[START Listed records]

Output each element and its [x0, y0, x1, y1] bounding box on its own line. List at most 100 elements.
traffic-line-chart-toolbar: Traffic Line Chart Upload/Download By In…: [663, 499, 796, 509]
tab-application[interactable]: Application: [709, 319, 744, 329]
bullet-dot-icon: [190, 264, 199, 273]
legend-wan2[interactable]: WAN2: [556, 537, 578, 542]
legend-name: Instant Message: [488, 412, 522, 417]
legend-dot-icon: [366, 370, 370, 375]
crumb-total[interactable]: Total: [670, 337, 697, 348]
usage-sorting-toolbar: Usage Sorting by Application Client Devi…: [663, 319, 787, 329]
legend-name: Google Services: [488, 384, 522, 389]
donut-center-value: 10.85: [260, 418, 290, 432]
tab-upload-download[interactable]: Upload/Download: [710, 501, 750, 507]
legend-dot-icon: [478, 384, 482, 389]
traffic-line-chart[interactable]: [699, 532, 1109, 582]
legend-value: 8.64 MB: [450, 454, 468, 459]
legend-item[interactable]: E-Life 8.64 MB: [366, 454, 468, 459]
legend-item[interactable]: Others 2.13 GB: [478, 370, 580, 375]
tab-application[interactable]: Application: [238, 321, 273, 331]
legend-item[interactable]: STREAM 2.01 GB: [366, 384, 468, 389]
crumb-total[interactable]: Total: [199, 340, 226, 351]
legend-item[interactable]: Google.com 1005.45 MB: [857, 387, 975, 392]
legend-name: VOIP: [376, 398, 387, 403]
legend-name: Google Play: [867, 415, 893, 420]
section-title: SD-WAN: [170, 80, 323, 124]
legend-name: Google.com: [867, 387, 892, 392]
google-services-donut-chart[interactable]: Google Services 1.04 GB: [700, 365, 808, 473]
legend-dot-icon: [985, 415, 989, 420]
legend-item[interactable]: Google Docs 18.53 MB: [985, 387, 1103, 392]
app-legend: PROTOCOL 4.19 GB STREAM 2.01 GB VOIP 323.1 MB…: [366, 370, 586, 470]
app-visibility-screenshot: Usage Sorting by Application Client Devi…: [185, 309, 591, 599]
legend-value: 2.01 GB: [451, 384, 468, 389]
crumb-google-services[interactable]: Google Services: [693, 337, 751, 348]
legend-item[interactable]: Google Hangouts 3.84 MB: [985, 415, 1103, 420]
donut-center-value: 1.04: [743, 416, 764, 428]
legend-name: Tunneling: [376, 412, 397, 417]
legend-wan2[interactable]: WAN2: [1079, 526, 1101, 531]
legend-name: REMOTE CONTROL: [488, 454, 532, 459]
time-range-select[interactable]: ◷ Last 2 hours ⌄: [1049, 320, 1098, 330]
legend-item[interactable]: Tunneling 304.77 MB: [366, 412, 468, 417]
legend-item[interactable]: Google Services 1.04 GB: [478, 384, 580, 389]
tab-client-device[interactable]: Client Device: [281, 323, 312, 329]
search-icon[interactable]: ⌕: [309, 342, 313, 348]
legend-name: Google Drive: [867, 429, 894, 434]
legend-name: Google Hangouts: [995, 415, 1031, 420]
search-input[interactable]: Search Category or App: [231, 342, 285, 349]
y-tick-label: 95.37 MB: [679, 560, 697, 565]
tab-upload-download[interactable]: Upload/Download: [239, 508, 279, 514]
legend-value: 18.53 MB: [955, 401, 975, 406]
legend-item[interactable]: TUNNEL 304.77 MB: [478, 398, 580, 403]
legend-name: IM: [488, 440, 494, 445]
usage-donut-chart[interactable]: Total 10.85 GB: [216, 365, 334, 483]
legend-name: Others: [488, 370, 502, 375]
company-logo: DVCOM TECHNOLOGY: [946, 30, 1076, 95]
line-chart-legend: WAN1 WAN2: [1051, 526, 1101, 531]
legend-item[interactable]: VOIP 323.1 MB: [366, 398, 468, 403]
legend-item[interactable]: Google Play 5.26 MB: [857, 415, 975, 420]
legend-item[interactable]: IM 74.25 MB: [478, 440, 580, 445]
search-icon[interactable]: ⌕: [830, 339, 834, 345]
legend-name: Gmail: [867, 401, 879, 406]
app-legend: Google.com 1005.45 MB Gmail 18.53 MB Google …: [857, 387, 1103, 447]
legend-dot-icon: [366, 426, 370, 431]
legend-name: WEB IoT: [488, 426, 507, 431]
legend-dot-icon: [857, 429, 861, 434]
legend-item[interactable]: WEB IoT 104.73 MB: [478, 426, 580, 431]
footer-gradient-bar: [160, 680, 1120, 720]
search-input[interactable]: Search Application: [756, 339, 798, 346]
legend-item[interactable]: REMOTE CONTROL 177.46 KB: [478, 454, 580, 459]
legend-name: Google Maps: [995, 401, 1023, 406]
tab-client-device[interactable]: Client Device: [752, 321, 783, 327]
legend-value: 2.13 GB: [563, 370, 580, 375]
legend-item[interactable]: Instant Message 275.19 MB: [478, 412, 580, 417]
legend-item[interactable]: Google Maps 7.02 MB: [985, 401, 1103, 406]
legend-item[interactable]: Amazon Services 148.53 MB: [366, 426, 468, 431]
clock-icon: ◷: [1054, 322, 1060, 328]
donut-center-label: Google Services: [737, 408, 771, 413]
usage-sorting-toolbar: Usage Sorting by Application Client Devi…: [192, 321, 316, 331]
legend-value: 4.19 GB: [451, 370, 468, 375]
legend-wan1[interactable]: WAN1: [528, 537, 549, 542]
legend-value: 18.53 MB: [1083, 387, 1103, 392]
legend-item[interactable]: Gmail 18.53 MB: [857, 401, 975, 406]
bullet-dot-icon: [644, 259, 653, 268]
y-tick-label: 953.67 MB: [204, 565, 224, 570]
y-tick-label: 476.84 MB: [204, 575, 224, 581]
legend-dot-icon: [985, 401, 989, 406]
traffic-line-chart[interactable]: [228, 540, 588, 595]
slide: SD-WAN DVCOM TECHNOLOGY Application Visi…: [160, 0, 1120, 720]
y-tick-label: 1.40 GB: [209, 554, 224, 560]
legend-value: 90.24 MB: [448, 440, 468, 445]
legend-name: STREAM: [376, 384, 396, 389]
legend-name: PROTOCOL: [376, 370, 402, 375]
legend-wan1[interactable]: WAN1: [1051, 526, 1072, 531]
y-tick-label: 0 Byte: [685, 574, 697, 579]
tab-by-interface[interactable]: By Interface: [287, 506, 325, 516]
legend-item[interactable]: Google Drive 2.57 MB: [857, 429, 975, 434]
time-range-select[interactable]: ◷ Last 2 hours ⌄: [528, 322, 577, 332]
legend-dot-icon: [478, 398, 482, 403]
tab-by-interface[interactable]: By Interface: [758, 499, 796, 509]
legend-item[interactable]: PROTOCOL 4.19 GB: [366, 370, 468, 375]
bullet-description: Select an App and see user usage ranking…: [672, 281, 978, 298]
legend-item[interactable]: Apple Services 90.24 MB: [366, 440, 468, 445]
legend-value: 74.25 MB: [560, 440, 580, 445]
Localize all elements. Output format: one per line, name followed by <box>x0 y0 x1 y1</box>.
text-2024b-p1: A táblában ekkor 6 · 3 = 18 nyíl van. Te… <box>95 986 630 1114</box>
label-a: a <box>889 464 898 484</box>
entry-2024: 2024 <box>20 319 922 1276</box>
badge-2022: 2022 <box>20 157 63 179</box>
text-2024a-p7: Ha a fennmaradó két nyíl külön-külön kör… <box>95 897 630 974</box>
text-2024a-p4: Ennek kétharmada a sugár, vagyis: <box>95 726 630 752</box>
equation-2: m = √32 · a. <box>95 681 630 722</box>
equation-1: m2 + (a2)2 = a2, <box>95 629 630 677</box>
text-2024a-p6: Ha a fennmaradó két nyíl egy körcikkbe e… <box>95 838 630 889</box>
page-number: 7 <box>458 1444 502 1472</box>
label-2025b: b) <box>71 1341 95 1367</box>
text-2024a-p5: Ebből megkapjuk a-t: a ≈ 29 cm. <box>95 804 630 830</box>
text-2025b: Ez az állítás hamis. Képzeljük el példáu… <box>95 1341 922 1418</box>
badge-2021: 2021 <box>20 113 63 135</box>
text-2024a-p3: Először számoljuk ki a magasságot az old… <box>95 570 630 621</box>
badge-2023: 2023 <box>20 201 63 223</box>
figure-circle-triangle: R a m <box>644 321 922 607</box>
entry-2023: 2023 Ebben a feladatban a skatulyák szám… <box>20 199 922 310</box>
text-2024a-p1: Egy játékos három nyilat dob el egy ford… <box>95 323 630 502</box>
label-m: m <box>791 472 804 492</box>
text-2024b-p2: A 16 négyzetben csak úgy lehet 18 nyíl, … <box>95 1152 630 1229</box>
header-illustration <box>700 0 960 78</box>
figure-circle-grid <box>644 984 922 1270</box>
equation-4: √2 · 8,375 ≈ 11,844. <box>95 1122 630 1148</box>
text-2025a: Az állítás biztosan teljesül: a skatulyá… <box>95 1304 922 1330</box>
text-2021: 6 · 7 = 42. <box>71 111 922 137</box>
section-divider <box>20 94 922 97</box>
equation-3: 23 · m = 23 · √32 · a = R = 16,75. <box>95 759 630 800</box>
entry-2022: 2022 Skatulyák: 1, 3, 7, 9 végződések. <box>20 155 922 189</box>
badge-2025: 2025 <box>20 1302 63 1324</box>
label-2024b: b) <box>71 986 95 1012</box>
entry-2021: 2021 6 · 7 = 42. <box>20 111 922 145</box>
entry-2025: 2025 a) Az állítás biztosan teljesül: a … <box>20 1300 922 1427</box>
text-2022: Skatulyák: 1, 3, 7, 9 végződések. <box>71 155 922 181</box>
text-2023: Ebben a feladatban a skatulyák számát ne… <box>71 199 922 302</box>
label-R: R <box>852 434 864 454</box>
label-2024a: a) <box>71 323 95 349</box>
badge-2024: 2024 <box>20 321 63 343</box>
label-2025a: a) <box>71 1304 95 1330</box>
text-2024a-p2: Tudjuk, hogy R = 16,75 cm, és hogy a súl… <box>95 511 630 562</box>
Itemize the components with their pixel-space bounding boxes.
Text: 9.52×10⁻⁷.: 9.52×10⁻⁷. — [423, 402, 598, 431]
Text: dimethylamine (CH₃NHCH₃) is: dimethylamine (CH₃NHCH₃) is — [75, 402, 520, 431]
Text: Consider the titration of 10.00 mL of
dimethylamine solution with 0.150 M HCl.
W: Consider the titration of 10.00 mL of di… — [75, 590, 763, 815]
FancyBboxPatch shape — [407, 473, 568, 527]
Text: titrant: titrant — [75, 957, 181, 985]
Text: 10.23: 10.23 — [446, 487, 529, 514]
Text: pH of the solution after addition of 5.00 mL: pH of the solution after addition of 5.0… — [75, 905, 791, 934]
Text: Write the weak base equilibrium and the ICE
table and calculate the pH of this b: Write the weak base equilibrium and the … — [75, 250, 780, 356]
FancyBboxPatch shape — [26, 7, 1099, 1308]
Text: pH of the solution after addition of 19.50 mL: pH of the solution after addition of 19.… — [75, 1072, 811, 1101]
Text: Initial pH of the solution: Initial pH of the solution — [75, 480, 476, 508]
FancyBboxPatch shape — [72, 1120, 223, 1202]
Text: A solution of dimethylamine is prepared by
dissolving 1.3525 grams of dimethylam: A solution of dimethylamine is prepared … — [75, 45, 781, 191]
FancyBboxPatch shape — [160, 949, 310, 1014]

[END Listed records]

▶ [Exercise]: Please lay out the lines of the records above, from the very first line through the line containing "legend-name: VOIP: [376, 398, 387, 403]", both included, as a JSON list of strings with one string per line and blank lines left out.

▶ [Result]:
[
  "Output each element and its [x0, y0, x1, y1] bounding box on its own line. List at most 100 elements.",
  "traffic-line-chart-toolbar: Traffic Line Chart Upload/Download By In…: [663, 499, 796, 509]",
  "tab-application[interactable]: Application: [709, 319, 744, 329]",
  "bullet-dot-icon: [190, 264, 199, 273]",
  "legend-wan2[interactable]: WAN2: [556, 537, 578, 542]",
  "legend-name: Instant Message: [488, 412, 522, 417]",
  "legend-dot-icon: [366, 370, 370, 375]",
  "crumb-total[interactable]: Total: [670, 337, 697, 348]",
  "usage-sorting-toolbar: Usage Sorting by Application Client Devi…: [663, 319, 787, 329]",
  "legend-name: Google Services: [488, 384, 522, 389]",
  "donut-center-value: 10.85: [260, 418, 290, 432]",
  "tab-upload-download[interactable]: Upload/Download: [710, 501, 750, 507]",
  "legend-dot-icon: [478, 384, 482, 389]",
  "traffic-line-chart[interactable]: [699, 532, 1109, 582]",
  "legend-value: 8.64 MB: [450, 454, 468, 459]",
  "legend-item[interactable]: E-Life 8.64 MB: [366, 454, 468, 459]",
  "legend-item[interactable]: Others 2.13 GB: [478, 370, 580, 375]",
  "tab-application[interactable]: Application: [238, 321, 273, 331]",
  "legend-item[interactable]: STREAM 2.01 GB: [366, 384, 468, 389]",
  "crumb-total[interactable]: Total: [199, 340, 226, 351]",
  "legend-item[interactable]: Google.com 1005.45 MB: [857, 387, 975, 392]",
  "legend-name: VOIP: [376, 398, 387, 403]"
]